=== OBJECTIVE ===
Every entry must be duplicated precisely as written.

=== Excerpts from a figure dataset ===

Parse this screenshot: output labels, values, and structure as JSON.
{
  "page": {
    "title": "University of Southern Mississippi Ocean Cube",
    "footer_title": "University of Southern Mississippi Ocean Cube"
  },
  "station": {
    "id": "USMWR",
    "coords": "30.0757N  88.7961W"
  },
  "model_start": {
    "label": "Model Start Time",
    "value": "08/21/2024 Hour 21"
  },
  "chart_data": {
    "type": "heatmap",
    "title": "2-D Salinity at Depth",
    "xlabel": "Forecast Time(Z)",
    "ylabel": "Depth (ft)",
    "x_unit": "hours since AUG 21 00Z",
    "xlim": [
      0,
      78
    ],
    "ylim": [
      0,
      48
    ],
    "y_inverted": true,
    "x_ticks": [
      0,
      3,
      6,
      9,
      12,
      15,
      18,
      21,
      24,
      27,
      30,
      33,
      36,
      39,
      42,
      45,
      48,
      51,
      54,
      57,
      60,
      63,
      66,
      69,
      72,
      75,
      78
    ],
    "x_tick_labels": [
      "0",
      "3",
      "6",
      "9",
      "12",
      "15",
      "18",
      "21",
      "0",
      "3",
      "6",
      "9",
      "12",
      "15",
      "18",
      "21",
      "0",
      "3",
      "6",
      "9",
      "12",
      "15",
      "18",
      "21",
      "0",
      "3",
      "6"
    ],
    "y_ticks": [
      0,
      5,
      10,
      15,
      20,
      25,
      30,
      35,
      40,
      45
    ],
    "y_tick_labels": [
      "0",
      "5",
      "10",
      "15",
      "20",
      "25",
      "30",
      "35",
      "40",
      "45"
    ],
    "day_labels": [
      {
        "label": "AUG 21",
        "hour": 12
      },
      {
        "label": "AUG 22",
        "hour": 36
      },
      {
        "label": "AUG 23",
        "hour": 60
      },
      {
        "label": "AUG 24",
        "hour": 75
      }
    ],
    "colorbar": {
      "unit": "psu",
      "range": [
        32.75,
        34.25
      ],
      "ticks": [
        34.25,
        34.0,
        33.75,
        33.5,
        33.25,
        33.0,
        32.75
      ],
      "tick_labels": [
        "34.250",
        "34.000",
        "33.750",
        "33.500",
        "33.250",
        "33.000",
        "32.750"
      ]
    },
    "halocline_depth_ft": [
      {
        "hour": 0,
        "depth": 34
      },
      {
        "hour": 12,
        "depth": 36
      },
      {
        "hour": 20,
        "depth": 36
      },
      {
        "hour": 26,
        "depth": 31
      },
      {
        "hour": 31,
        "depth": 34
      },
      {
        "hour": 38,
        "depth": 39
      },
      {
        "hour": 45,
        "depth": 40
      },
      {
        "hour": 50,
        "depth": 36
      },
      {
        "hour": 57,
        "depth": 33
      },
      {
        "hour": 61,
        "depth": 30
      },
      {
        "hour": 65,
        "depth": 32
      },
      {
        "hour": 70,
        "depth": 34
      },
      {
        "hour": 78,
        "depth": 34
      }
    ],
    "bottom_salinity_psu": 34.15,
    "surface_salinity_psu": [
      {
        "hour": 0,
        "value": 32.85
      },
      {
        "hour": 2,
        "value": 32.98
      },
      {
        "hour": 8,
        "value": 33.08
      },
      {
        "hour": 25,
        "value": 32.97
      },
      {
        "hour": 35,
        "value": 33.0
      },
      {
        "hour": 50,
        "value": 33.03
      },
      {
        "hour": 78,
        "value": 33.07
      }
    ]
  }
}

=== RESPONSE TO THIS TASK ===
Parse this screenshot: output labels, values, and structure as JSON.
{
  "page": {
    "title": "University of Southern Mississippi Ocean Cube",
    "footer_title": "University of Southern Mississippi Ocean Cube"
  },
  "station": {
    "id": "USMWR",
    "coords": "30.0757N  88.7961W"
  },
  "model_start": {
    "label": "Model Start Time",
    "value": "08/21/2024 Hour 21"
  },
  "chart_data": {
    "type": "heatmap",
    "title": "2-D Salinity at Depth",
    "xlabel": "Forecast Time(Z)",
    "ylabel": "Depth (ft)",
    "x_unit": "hours since AUG 21 00Z",
    "xlim": [
      0,
      78
    ],
    "ylim": [
      0,
      48
    ],
    "y_inverted": true,
    "x_ticks": [
      0,
      3,
      6,
      9,
      12,
      15,
      18,
      21,
      24,
      27,
      30,
      33,
      36,
      39,
      42,
      45,
      48,
      51,
      54,
      57,
      60,
      63,
      66,
      69,
      72,
      75,
      78
    ],
    "x_tick_labels": [
      "0",
      "3",
      "6",
      "9",
      "12",
      "15",
      "18",
      "21",
      "0",
      "3",
      "6",
      "9",
      "12",
      "15",
      "18",
      "21",
      "0",
      "3",
      "6",
      "9",
      "12",
      "15",
      "18",
      "21",
      "0",
      "3",
      "6"
    ],
    "y_ticks": [
      0,
      5,
      10,
      15,
      20,
      25,
      30,
      35,
      40,
      45
    ],
    "y_tick_labels": [
      "0",
      "5",
      "10",
      "15",
      "20",
      "25",
      "30",
      "35",
      "40",
      "45"
    ],
    "day_labels": [
      {
        "label": "AUG 21",
        "hour": 12
      },
      {
        "label": "AUG 22",
        "hour": 36
      },
      {
        "label": "AUG 23",
        "hour": 60
      },
      {
        "label": "AUG 24",
        "hour": 75
      }
    ],
    "colorbar": {
      "unit": "psu",
      "range": [
        32.75,
        34.25
      ],
      "ticks": [
        34.25,
        34.0,
        33.75,
        33.5,
        33.25,
        33.0,
        32.75
      ],
      "tick_labels": [
        "34.250",
        "34.000",
        "33.750",
        "33.500",
        "33.250",
        "33.000",
        "32.750"
      ]
    },
    "halocline_depth_ft": [
      {
        "hour": 0,
        "depth": 34
      },
      {
        "hour": 12,
        "depth": 36
      },
      {
        "hour": 20,
        "depth": 36
      },
      {
        "hour": 26,
        "depth": 31
      },
      {
        "hour": 31,
        "depth": 34
      },
      {
        "hour": 38,
        "depth": 39
      },
      {
        "hour": 45,
        "depth": 40
      },
      {
        "hour": 50,
        "depth": 36
      },
      {
        "hour": 57,
        "depth": 33
      },
      {
        "hour": 61,
        "depth": 30
      },
      {
        "hour": 65,
        "depth": 32
      },
      {
        "hour": 70,
        "depth": 34
      },
      {
        "hour": 78,
        "depth": 34
      }
    ],
    "bottom_salinity_psu": 34.15,
    "surface_salinity_psu": [
      {
        "hour": 0,
        "value": 32.85
      },
      {
        "hour": 2,
        "value": 32.98
      },
      {
        "hour": 8,
        "value": 33.08
      },
      {
        "hour": 25,
        "value": 32.97
      },
      {
        "hour": 35,
        "value": 33.0
      },
      {
        "hour": 50,
        "value": 33.03
      },
      {
        "hour": 78,
        "value": 33.07
      }
    ]
  }
}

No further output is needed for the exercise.